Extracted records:

## Start

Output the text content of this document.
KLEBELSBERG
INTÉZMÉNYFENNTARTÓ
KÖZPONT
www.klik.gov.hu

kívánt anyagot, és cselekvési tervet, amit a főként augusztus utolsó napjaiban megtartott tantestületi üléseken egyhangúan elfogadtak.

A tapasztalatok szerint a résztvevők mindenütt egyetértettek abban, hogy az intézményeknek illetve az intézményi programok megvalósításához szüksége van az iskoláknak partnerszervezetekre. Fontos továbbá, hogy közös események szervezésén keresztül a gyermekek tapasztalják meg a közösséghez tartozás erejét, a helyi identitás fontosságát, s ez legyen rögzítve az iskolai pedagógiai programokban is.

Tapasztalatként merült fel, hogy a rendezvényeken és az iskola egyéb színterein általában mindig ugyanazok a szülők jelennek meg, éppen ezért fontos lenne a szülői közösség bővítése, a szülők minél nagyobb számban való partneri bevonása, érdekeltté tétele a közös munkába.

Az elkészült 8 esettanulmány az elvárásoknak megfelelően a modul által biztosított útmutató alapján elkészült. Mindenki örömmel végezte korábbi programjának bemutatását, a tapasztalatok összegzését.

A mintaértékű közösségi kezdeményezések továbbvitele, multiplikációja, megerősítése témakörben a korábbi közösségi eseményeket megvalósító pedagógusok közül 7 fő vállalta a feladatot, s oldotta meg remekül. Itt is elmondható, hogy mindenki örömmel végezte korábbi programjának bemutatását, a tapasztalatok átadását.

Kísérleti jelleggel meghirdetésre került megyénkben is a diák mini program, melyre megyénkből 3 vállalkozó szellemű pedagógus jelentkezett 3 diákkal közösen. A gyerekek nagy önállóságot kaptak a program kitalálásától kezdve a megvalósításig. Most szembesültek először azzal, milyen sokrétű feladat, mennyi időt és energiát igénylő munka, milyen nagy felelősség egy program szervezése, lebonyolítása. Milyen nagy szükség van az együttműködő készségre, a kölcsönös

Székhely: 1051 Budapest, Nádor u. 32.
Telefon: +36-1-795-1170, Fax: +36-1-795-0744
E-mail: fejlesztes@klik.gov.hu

## End

Written request: Pull out the lines above in which the word "klik" appears.

Result below:
www.klik.gov.hu
E-mail: fejlesztes@klik.gov.hu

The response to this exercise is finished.